Your goal:
Output every line below exactly.

Provided material:
□ □ □ □ □

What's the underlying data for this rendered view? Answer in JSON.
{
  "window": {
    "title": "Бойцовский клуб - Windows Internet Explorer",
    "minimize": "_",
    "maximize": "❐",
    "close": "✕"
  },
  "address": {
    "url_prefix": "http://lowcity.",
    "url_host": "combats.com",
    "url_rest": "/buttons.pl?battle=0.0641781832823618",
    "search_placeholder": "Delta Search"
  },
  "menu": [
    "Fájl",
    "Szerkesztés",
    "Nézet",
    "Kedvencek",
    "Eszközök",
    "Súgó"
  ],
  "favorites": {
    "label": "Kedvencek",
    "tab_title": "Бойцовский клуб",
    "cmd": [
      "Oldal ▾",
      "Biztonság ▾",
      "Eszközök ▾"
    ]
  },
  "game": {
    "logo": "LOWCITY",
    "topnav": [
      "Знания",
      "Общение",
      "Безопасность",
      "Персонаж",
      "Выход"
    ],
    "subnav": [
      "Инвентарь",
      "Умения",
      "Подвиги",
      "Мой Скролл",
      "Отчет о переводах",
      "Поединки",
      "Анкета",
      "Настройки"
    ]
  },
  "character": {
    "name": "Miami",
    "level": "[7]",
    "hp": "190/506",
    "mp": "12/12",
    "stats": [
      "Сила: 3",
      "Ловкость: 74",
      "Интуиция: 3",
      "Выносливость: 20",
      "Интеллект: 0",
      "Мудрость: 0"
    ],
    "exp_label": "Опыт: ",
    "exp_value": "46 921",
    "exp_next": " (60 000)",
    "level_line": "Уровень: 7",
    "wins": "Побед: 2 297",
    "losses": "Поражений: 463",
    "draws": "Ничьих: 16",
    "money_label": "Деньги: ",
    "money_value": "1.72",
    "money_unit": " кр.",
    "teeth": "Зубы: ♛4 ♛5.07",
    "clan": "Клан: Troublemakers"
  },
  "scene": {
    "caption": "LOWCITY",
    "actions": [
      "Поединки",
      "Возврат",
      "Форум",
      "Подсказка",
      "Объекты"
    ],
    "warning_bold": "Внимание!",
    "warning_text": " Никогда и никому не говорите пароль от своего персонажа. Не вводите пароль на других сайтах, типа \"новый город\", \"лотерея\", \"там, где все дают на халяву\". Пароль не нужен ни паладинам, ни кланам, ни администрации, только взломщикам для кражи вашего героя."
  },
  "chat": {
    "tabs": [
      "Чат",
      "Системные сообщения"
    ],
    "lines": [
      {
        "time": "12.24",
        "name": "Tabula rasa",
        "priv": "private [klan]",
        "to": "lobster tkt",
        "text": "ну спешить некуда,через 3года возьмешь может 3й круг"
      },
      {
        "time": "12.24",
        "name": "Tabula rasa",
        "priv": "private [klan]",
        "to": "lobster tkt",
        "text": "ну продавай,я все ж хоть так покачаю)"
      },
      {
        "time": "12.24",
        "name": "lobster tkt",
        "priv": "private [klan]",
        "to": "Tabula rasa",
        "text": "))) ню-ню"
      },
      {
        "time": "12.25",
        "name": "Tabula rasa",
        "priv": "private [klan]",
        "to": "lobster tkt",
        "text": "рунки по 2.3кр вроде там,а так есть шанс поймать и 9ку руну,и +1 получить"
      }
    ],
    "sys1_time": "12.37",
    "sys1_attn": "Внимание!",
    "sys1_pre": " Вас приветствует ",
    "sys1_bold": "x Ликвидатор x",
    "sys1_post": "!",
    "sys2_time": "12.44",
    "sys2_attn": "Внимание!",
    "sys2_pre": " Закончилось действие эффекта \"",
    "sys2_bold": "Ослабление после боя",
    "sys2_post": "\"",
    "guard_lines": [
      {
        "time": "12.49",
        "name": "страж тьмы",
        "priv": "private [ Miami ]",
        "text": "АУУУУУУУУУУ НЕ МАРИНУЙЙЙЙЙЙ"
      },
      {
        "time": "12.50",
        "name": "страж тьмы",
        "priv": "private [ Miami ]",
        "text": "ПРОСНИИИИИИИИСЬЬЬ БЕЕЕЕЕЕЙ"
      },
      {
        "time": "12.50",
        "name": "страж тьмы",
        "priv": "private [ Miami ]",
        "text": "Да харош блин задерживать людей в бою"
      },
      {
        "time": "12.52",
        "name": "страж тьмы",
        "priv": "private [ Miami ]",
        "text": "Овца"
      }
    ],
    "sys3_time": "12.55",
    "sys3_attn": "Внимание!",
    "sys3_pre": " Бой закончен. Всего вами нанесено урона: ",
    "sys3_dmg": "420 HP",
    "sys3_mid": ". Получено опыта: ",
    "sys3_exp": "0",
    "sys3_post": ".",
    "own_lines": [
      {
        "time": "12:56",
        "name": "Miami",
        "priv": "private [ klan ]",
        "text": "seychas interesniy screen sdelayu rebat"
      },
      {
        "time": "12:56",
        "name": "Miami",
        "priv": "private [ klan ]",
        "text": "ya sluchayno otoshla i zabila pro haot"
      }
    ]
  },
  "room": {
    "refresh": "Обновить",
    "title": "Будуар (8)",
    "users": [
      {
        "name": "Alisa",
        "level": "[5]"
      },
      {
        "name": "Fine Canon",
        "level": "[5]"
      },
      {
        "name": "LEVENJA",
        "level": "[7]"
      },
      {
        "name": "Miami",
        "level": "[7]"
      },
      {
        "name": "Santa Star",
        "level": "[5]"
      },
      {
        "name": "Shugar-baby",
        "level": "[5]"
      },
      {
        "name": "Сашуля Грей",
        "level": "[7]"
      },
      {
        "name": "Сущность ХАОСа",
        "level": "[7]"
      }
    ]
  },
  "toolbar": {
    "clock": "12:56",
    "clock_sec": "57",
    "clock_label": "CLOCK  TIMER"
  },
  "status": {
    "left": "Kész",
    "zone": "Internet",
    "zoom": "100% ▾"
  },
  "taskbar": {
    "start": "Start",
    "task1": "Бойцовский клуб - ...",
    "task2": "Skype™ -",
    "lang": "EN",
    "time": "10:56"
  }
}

□ □ □ □ □

Worked answer:
What's the underlying data for this rendered view? Answer in JSON.
{
  "window": {
    "title": "Бойцовский клуб - Windows Internet Explorer",
    "minimize": "_",
    "maximize": "❐",
    "close": "✕"
  },
  "address": {
    "url_prefix": "http://lowcity.",
    "url_host": "combats.com",
    "url_rest": "/buttons.pl?battle=0.0641781832823618",
    "search_placeholder": "Delta Search"
  },
  "menu": [
    "Fájl",
    "Szerkesztés",
    "Nézet",
    "Kedvencek",
    "Eszközök",
    "Súgó"
  ],
  "favorites": {
    "label": "Kedvencek",
    "tab_title": "Бойцовский клуб",
    "cmd": [
      "Oldal ▾",
      "Biztonság ▾",
      "Eszközök ▾"
    ]
  },
  "game": {
    "logo": "LOWCITY",
    "topnav": [
      "Знания",
      "Общение",
      "Безопасность",
      "Персонаж",
      "Выход"
    ],
    "subnav": [
      "Инвентарь",
      "Умения",
      "Подвиги",
      "Мой Скролл",
      "Отчет о переводах",
      "Поединки",
      "Анкета",
      "Настройки"
    ]
  },
  "character": {
    "name": "Miami",
    "level": "[7]",
    "hp": "190/506",
    "mp": "12/12",
    "stats": [
      "Сила: 3",
      "Ловкость: 74",
      "Интуиция: 3",
      "Выносливость: 20",
      "Интеллект: 0",
      "Мудрость: 0"
    ],
    "exp_label": "Опыт: ",
    "exp_value": "46 921",
    "exp_next": " (60 000)",
    "level_line": "Уровень: 7",
    "wins": "Побед: 2 297",
    "losses": "Поражений: 463",
    "draws": "Ничьих: 16",
    "money_label": "Деньги: ",
    "money_value": "1.72",
    "money_unit": " кр.",
    "teeth": "Зубы: ♛4 ♛5.07",
    "clan": "Клан: Troublemakers"
  },
  "scene": {
    "caption": "LOWCITY",
    "actions": [
      "Поединки",
      "Возврат",
      "Форум",
      "Подсказка",
      "Объекты"
    ],
    "warning_bold": "Внимание!",
    "warning_text": " Никогда и никому не говорите пароль от своего персонажа. Не вводите пароль на других сайтах, типа \"новый город\", \"лотерея\", \"там, где все дают на халяву\". Пароль не нужен ни паладинам, ни кланам, ни администрации, только взломщикам для кражи вашего героя."
  },
  "chat": {
    "tabs": [
      "Чат",
      "Системные сообщения"
    ],
    "lines": [
      {
        "time": "12.24",
        "name": "Tabula rasa",
        "priv": "private [klan]",
        "to": "lobster tkt",
        "text": "ну спешить некуда,через 3года возьмешь может 3й круг"
      },
      {
        "time": "12.24",
        "name": "Tabula rasa",
        "priv": "private [klan]",
        "to": "lobster tkt",
        "text": "ну продавай,я все ж хоть так покачаю)"
      },
      {
        "time": "12.24",
        "name": "lobster tkt",
        "priv": "private [klan]",
        "to": "Tabula rasa",
        "text": "))) ню-ню"
      },
      {
        "time": "12.25",
        "name": "Tabula rasa",
        "priv": "private [klan]",
        "to": "lobster tkt",
        "text": "рунки по 2.3кр вроде там,а так есть шанс поймать и 9ку руну,и +1 получить"
      }
    ],
    "sys1_time": "12.37",
    "sys1_attn": "Внимание!",
    "sys1_pre": " Вас приветствует ",
    "sys1_bold": "x Ликвидатор x",
    "sys1_post": "!",
    "sys2_time": "12.44",
    "sys2_attn": "Внимание!",
    "sys2_pre": " Закончилось действие эффекта \"",
    "sys2_bold": "Ослабление после боя",
    "sys2_post": "\"",
    "guard_lines": [
      {
        "time": "12.49",
        "name": "страж тьмы",
        "priv": "private [ Miami ]",
        "text": "АУУУУУУУУУУ НЕ МАРИНУЙЙЙЙЙЙ"
      },
      {
        "time": "12.50",
        "name": "страж тьмы",
        "priv": "private [ Miami ]",
        "text": "ПРОСНИИИИИИИИСЬЬЬ БЕЕЕЕЕЕЙ"
      },
      {
        "time": "12.50",
        "name": "страж тьмы",
        "priv": "private [ Miami ]",
        "text": "Да харош блин задерживать людей в бою"
      },
      {
        "time": "12.52",
        "name": "страж тьмы",
        "priv": "private [ Miami ]",
        "text": "Овца"
      }
    ],
    "sys3_time": "12.55",
    "sys3_attn": "Внимание!",
    "sys3_pre": " Бой закончен. Всего вами нанесено урона: ",
    "sys3_dmg": "420 HP",
    "sys3_mid": ". Получено опыта: ",
    "sys3_exp": "0",
    "sys3_post": ".",
    "own_lines": [
      {
        "time": "12:56",
        "name": "Miami",
        "priv": "private [ klan ]",
        "text": "seychas interesniy screen sdelayu rebat"
      },
      {
        "time": "12:56",
        "name": "Miami",
        "priv": "private [ klan ]",
        "text": "ya sluchayno otoshla i zabila pro haot"
      }
    ]
  },
  "room": {
    "refresh": "Обновить",
    "title": "Будуар (8)",
    "users": [
      {
        "name": "Alisa",
        "level": "[5]"
      },
      {
        "name": "Fine Canon",
        "level": "[5]"
      },
      {
        "name": "LEVENJA",
        "level": "[7]"
      },
      {
        "name": "Miami",
        "level": "[7]"
      },
      {
        "name": "Santa Star",
        "level": "[5]"
      },
      {
        "name": "Shugar-baby",
        "level": "[5]"
      },
      {
        "name": "Сашуля Грей",
        "level": "[7]"
      },
      {
        "name": "Сущность ХАОСа",
        "level": "[7]"
      }
    ]
  },
  "toolbar": {
    "clock": "12:56",
    "clock_sec": "57",
    "clock_label": "CLOCK  TIMER"
  },
  "status": {
    "left": "Kész",
    "zone": "Internet",
    "zoom": "100% ▾"
  },
  "taskbar": {
    "start": "Start",
    "task1": "Бойцовский клуб - ...",
    "task2": "Skype™ -",
    "lang": "EN",
    "time": "10:56"
  }
}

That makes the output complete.